WRITTEN TASK | Search the records below for the word "time" and show every line where it occurs.

** Begin TASK INPUT **

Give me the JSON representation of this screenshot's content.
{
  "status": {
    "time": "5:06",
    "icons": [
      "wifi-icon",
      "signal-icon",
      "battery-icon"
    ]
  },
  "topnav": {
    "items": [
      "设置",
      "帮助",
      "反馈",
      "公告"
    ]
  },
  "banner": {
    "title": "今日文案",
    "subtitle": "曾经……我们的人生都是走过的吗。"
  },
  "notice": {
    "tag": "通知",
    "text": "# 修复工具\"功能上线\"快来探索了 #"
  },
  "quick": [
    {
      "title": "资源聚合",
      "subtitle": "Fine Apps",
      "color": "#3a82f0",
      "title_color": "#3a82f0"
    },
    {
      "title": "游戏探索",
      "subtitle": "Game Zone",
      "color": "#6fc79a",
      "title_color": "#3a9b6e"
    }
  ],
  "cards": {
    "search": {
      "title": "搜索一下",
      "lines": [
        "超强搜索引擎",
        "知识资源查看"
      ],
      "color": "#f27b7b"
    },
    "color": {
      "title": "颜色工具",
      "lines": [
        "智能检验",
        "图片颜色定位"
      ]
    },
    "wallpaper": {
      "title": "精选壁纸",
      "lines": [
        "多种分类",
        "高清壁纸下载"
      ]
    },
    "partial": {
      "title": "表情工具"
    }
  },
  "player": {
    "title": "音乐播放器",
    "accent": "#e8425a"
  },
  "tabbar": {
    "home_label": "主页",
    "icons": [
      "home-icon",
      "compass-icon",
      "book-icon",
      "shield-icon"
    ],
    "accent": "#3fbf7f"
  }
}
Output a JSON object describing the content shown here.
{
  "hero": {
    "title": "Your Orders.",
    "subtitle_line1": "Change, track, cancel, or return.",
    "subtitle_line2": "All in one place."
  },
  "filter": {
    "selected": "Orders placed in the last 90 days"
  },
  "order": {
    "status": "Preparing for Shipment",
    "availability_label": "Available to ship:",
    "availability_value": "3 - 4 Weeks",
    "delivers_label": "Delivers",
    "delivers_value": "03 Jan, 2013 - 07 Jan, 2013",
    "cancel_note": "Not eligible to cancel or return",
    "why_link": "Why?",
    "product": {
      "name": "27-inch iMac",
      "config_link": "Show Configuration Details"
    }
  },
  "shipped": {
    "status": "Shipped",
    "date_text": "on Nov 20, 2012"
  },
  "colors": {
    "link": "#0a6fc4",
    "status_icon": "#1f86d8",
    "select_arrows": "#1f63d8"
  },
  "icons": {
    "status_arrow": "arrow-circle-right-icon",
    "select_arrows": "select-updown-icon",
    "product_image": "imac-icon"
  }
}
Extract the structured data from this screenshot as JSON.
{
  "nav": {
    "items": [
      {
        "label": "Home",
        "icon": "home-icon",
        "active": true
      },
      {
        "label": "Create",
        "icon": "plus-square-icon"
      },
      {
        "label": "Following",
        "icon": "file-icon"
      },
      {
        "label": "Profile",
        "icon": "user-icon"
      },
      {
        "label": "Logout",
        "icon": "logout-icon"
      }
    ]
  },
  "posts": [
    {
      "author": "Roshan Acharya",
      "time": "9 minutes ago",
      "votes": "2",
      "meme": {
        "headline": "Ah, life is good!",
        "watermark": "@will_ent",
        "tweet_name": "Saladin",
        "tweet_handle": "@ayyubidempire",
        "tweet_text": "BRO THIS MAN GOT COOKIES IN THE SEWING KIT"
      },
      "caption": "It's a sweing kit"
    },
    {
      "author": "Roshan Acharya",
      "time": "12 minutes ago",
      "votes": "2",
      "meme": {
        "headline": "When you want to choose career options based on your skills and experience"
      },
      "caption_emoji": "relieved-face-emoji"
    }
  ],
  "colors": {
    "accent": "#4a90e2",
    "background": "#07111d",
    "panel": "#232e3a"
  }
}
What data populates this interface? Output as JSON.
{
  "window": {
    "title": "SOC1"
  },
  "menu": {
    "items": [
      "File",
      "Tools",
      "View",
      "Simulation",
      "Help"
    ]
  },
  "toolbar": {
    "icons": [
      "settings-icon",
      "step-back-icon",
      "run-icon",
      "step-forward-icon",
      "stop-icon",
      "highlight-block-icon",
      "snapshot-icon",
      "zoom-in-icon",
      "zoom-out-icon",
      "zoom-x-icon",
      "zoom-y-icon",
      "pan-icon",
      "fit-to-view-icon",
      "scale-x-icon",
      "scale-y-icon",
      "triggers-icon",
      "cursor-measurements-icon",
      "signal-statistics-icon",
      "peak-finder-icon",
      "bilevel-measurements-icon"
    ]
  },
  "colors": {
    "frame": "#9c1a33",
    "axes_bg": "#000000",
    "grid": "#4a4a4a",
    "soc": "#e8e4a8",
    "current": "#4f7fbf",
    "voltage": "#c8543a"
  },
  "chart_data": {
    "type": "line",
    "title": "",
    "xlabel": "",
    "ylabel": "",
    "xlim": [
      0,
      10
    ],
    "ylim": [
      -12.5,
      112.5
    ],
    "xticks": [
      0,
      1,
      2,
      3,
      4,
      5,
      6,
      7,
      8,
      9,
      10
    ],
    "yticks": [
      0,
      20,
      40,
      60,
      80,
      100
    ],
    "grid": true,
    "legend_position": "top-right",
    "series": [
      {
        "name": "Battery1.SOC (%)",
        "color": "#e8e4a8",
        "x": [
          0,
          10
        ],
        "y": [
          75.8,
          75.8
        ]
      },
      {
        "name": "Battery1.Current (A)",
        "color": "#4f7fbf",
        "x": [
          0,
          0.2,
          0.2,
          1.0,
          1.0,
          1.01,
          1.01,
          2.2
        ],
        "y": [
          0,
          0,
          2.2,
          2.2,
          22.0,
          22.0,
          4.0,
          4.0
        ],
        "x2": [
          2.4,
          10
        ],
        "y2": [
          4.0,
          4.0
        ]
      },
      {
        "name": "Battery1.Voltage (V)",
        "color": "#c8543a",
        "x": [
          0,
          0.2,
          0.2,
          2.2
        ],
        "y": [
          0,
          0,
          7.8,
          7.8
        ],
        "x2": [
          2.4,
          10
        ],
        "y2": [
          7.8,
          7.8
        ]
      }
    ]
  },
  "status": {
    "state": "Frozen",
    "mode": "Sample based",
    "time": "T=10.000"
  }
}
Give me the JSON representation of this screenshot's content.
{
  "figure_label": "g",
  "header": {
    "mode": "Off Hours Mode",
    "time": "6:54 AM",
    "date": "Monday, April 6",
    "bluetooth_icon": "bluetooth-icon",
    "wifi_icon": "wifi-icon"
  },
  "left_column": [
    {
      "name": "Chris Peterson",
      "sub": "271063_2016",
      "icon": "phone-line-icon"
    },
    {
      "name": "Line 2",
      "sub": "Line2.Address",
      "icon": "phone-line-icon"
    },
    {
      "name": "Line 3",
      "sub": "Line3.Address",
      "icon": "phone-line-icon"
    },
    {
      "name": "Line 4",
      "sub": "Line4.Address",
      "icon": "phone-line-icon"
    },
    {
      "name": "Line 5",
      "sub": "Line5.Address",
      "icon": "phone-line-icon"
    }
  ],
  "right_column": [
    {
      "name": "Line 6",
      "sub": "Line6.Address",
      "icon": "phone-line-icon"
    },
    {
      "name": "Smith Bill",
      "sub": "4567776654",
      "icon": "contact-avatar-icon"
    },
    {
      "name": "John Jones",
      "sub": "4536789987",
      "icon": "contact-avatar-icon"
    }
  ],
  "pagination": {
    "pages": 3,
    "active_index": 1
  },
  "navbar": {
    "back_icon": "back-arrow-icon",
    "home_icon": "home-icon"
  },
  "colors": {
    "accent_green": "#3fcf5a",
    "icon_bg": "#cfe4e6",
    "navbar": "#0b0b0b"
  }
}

** End TASK INPUT **

ANSWER |
    "time": "5:06",
      "time": "9 minutes ago",
      "time": "12 minutes ago",
    "time": "T=10.000"
    "time": "6:54 AM",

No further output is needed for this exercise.